_EXERCISE DETAILS_. Reproduce nothing but the closing run of lines: the line with "Decode this chart: output" and each line that follows it to the end of the data.

━━ GIVEN RECORDS

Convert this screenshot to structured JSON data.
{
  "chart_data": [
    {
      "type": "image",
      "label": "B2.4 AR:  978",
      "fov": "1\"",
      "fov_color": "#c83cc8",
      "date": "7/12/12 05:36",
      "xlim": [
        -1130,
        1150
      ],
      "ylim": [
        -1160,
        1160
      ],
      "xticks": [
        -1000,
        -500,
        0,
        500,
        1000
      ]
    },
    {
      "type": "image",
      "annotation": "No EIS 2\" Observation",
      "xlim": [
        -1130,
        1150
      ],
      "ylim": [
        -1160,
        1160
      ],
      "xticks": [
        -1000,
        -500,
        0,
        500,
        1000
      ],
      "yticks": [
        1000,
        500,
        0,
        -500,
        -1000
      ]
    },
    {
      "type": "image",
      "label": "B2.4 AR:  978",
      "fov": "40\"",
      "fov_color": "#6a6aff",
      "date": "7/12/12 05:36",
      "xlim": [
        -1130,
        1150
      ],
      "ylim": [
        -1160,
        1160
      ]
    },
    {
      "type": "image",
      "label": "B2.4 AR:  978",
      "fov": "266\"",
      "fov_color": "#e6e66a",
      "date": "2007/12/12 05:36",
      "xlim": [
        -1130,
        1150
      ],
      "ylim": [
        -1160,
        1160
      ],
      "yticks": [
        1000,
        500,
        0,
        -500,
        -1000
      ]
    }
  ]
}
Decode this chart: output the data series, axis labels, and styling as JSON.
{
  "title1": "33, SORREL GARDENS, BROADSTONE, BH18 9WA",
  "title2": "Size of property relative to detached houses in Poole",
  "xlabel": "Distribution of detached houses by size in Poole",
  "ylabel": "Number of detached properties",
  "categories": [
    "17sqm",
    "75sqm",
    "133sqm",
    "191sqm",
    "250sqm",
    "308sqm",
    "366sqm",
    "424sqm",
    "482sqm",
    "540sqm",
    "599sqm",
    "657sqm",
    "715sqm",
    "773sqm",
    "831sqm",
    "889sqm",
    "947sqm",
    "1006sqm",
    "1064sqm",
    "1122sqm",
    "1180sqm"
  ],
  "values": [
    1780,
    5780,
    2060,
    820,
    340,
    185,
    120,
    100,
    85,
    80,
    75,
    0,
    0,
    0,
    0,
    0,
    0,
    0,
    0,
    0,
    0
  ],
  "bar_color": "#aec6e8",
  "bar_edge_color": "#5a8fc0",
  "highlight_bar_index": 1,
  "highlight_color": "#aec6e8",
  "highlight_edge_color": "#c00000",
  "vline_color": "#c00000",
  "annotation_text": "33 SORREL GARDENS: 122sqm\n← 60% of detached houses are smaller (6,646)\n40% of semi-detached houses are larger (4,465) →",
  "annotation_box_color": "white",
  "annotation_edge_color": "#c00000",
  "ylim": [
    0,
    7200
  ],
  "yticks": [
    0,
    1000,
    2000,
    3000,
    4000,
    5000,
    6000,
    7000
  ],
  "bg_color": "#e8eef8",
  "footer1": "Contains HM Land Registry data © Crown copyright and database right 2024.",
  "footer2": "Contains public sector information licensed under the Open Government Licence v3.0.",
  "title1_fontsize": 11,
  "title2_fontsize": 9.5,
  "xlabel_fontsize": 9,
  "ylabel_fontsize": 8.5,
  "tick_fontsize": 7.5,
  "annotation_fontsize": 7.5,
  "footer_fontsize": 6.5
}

━━━━

_IN RESPONSE_.
Decode this chart: output the data series, axis labels, and styling as JSON.
{
  "title1": "33, SORREL GARDENS, BROADSTONE, BH18 9WA",
  "title2": "Size of property relative to detached houses in Poole",
  "xlabel": "Distribution of detached houses by size in Poole",
  "ylabel": "Number of detached properties",
  "categories": [
    "17sqm",
    "75sqm",
    "133sqm",
    "191sqm",
    "250sqm",
    "308sqm",
    "366sqm",
    "424sqm",
    "482sqm",
    "540sqm",
    "599sqm",
    "657sqm",
    "715sqm",
    "773sqm",
    "831sqm",
    "889sqm",
    "947sqm",
    "1006sqm",
    "1064sqm",
    "1122sqm",
    "1180sqm"
  ],
  "values": [
    1780,
    5780,
    2060,
    820,
    340,
    185,
    120,
    100,
    85,
    80,
    75,
    0,
    0,
    0,
    0,
    0,
    0,
    0,
    0,
    0,
    0
  ],
  "bar_color": "#aec6e8",
  "bar_edge_color": "#5a8fc0",
  "highlight_bar_index": 1,
  "highlight_color": "#aec6e8",
  "highlight_edge_color": "#c00000",
  "vline_color": "#c00000",
  "annotation_text": "33 SORREL GARDENS: 122sqm\n← 60% of detached houses are smaller (6,646)\n40% of semi-detached houses are larger (4,465) →",
  "annotation_box_color": "white",
  "annotation_edge_color": "#c00000",
  "ylim": [
    0,
    7200
  ],
  "yticks": [
    0,
    1000,
    2000,
    3000,
    4000,
    5000,
    6000,
    7000
  ],
  "bg_color": "#e8eef8",
  "footer1": "Contains HM Land Registry data © Crown copyright and database right 2024.",
  "footer2": "Contains public sector information licensed under the Open Government Licence v3.0.",
  "title1_fontsize": 11,
  "title2_fontsize": 9.5,
  "xlabel_fontsize": 9,
  "ylabel_fontsize": 8.5,
  "tick_fontsize": 7.5,
  "annotation_fontsize": 7.5,
  "footer_fontsize": 6.5
}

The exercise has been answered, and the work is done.